What this task involves —
Give an exact transcription of every line, dropping the images.

Provided records —

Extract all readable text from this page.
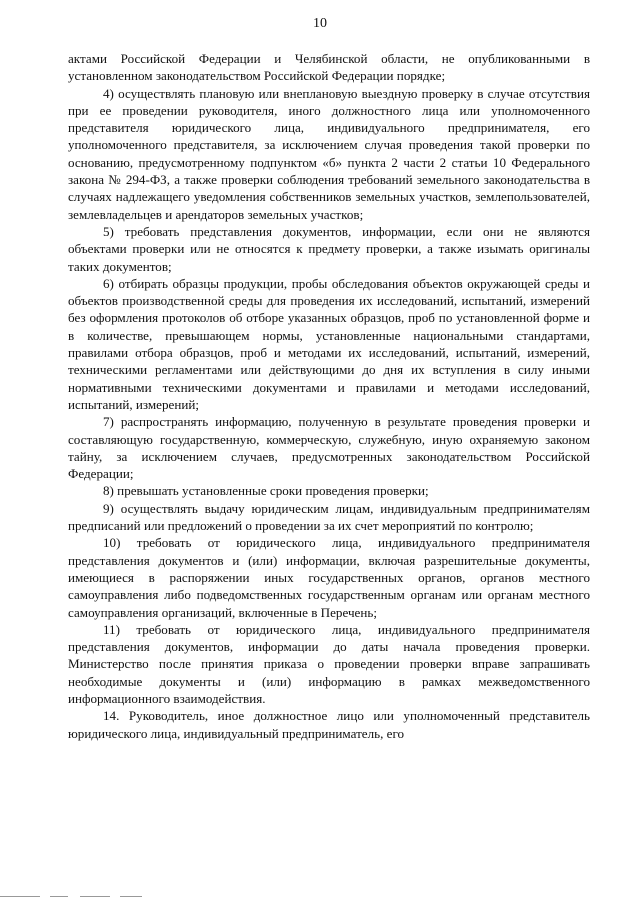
10

актами Российской Федерации и Челябинской области, не опубликованными в установленном законодательством Российской Федерации порядке;

4) осуществлять плановую или внеплановую выездную проверку в случае отсутствия при ее проведении руководителя, иного должностного лица или уполномоченного представителя юридического лица, индивидуального предпринимателя, его уполномоченного представителя, за исключением случая проведения такой проверки по основанию, предусмотренному подпунктом «б» пункта 2 части 2 статьи 10 Федерального закона № 294-ФЗ, а также проверки соблюдения требований земельного законодательства в случаях надлежащего уведомления собственников земельных участков, землепользователей, землевладельцев и арендаторов земельных участков;

5) требовать представления документов, информации, если они не являются объектами проверки или не относятся к предмету проверки, а также изымать оригиналы таких документов;

6) отбирать образцы продукции, пробы обследования объектов окружающей среды и объектов производственной среды для проведения их исследований, испытаний, измерений без оформления протоколов об отборе указанных образцов, проб по установленной форме и в количестве, превышающем нормы, установленные национальными стандартами, правилами отбора образцов, проб и методами их исследований, испытаний, измерений, техническими регламентами или действующими до дня их вступления в силу иными нормативными техническими документами и правилами и методами исследований, испытаний, измерений;

7) распространять информацию, полученную в результате проведения проверки и составляющую государственную, коммерческую, служебную, иную охраняемую законом тайну, за исключением случаев, предусмотренных законодательством Российской Федерации;

8) превышать установленные сроки проведения проверки;

9) осуществлять выдачу юридическим лицам, индивидуальным предпринимателям предписаний или предложений о проведении за их счет мероприятий по контролю;

10) требовать от юридического лица, индивидуального предпринимателя представления документов и (или) информации, включая разрешительные документы, имеющиеся в распоряжении иных государственных органов, органов местного самоуправления либо подведомственных государственным органам или органам местного самоуправления организаций, включенные в Перечень;

11) требовать от юридического лица, индивидуального предпринимателя представления документов, информации до даты начала проведения проверки. Министерство после принятия приказа о проведении проверки вправе запрашивать необходимые документы и (или) информацию в рамках межведомственного информационного взаимодействия.

14. Руководитель, иное должностное лицо или уполномоченный представитель юридического лица, индивидуальный предприниматель, его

Expected answer —
Extract all readable text from this page.
10

актами Российской Федерации и Челябинской области, не опубликованными в установленном законодательством Российской Федерации порядке;

4) осуществлять плановую или внеплановую выездную проверку в случае отсутствия при ее проведении руководителя, иного должностного лица или уполномоченного представителя юридического лица, индивидуального предпринимателя, его уполномоченного представителя, за исключением случая проведения такой проверки по основанию, предусмотренному подпунктом «б» пункта 2 части 2 статьи 10 Федерального закона № 294-ФЗ, а также проверки соблюдения требований земельного законодательства в случаях надлежащего уведомления собственников земельных участков, землепользователей, землевладельцев и арендаторов земельных участков;

5) требовать представления документов, информации, если они не являются объектами проверки или не относятся к предмету проверки, а также изымать оригиналы таких документов;

6) отбирать образцы продукции, пробы обследования объектов окружающей среды и объектов производственной среды для проведения их исследований, испытаний, измерений без оформления протоколов об отборе указанных образцов, проб по установленной форме и в количестве, превышающем нормы, установленные национальными стандартами, правилами отбора образцов, проб и методами их исследований, испытаний, измерений, техническими регламентами или действующими до дня их вступления в силу иными нормативными техническими документами и правилами и методами исследований, испытаний, измерений;

7) распространять информацию, полученную в результате проведения проверки и составляющую государственную, коммерческую, служебную, иную охраняемую законом тайну, за исключением случаев, предусмотренных законодательством Российской Федерации;

8) превышать установленные сроки проведения проверки;

9) осуществлять выдачу юридическим лицам, индивидуальным предпринимателям предписаний или предложений о проведении за их счет мероприятий по контролю;

10) требовать от юридического лица, индивидуального предпринимателя представления документов и (или) информации, включая разрешительные документы, имеющиеся в распоряжении иных государственных органов, органов местного самоуправления либо подведомственных государственным органам или органам местного самоуправления организаций, включенные в Перечень;

11) требовать от юридического лица, индивидуального предпринимателя представления документов, информации до даты начала проведения проверки. Министерство после принятия приказа о проведении проверки вправе запрашивать необходимые документы и (или) информацию в рамках межведомственного информационного взаимодействия.

14. Руководитель, иное должностное лицо или уполномоченный представитель юридического лица, индивидуальный предприниматель, его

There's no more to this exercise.